### STATED PROBLEM
Copy out all lines of the records in which the word "text" appears.

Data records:
---------------
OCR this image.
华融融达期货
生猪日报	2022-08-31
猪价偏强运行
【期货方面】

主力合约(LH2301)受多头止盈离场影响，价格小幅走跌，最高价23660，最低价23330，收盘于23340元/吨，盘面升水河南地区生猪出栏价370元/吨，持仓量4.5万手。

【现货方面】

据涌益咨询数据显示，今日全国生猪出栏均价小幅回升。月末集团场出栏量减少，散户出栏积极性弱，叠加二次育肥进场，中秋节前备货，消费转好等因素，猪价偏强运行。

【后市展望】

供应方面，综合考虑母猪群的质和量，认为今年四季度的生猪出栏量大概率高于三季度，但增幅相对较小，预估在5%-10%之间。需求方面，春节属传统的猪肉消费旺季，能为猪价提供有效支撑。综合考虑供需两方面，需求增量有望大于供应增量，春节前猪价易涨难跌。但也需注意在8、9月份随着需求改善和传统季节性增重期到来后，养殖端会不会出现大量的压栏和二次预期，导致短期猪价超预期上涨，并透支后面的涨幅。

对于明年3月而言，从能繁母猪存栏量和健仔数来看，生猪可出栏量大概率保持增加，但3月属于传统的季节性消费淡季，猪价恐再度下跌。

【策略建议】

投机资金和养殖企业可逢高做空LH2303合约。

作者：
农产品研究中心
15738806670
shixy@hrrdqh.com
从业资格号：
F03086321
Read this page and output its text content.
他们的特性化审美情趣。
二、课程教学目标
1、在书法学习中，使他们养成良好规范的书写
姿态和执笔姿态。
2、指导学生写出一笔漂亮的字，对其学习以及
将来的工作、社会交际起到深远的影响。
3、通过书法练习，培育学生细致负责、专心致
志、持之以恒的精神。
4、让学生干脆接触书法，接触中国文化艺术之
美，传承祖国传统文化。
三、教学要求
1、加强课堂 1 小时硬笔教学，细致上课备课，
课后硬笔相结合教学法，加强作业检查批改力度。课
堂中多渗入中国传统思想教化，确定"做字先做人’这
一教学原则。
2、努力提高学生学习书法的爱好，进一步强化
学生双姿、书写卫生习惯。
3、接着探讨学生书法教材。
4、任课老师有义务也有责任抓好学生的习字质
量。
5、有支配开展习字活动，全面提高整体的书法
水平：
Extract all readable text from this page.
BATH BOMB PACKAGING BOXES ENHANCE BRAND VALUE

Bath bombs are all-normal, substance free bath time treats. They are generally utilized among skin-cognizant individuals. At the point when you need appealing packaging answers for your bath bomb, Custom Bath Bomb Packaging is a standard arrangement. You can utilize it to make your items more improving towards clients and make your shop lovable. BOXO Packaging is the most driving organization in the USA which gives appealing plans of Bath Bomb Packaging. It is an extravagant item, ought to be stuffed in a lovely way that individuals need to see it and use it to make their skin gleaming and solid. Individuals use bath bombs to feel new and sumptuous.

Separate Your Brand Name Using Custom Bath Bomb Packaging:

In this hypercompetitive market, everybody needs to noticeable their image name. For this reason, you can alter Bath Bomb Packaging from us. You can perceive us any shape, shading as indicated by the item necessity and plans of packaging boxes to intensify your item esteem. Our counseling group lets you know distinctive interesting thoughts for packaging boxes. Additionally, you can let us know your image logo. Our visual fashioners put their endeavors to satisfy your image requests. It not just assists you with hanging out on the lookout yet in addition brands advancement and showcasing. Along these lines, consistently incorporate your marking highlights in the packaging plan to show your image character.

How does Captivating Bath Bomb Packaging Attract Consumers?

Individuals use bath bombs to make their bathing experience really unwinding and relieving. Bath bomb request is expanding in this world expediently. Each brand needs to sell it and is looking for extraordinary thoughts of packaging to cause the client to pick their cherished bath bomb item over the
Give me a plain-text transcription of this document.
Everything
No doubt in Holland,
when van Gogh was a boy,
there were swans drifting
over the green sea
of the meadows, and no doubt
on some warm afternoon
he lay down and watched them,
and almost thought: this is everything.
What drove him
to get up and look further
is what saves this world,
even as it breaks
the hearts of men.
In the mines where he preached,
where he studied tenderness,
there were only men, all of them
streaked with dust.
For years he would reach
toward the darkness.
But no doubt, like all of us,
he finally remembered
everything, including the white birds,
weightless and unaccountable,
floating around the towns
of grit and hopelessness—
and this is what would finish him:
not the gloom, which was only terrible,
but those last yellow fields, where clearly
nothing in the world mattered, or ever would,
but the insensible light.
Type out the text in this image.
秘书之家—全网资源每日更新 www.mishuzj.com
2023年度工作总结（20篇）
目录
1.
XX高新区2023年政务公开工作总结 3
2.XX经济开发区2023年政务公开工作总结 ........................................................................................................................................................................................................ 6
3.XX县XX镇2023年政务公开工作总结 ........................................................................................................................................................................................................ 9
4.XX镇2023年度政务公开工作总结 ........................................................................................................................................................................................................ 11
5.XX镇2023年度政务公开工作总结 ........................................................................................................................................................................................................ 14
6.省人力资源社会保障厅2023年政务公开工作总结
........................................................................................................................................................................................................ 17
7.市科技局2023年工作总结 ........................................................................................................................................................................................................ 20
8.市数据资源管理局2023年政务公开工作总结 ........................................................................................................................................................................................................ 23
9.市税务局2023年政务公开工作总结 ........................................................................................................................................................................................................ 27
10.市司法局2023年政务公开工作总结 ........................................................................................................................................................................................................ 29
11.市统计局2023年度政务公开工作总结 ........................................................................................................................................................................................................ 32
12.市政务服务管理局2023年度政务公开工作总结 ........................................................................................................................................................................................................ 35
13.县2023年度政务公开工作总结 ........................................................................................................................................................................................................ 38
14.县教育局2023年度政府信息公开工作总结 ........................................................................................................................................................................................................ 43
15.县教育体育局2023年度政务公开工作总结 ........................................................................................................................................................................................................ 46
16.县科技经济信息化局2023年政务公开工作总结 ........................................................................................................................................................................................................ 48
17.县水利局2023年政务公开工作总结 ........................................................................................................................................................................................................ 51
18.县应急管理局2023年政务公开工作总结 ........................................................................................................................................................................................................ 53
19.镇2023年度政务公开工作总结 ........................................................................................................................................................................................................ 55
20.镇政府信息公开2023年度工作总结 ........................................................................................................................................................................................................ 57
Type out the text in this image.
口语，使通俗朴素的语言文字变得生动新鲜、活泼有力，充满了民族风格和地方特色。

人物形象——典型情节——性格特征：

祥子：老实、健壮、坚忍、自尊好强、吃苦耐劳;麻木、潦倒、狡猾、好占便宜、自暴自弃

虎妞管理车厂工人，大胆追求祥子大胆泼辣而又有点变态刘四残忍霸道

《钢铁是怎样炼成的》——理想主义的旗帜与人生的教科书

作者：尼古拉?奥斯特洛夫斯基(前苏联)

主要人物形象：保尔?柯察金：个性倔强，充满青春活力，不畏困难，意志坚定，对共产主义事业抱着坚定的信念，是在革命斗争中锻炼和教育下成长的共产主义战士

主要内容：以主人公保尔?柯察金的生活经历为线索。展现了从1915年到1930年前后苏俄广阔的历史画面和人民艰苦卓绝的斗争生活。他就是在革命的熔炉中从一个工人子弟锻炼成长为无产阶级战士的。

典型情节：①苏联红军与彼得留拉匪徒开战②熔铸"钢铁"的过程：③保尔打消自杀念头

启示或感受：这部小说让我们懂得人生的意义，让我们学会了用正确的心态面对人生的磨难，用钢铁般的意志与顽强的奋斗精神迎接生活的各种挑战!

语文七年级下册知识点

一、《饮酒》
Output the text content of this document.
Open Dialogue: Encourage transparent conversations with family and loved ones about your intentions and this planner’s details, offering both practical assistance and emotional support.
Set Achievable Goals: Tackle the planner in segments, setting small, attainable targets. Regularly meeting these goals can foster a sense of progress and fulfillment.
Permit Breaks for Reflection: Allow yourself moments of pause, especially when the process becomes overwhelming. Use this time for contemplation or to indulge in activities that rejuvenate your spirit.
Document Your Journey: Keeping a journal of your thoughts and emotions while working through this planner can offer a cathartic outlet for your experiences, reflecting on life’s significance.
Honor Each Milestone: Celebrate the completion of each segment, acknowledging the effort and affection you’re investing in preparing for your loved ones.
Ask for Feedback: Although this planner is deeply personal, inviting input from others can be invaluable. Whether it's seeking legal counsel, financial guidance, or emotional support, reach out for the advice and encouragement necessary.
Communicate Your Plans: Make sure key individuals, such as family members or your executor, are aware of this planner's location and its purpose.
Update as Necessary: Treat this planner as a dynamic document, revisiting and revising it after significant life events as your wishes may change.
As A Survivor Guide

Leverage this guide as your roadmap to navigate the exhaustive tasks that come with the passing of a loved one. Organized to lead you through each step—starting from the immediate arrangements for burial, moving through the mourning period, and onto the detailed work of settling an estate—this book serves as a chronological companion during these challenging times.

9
---------------
### RESPONSE BELOW
Read this page and output its text content.
Extract all readable text from this page.
Give me a plain-text transcription of this document.
Type out the text in this image.
Type out the text in this image.
Output the text content of this document.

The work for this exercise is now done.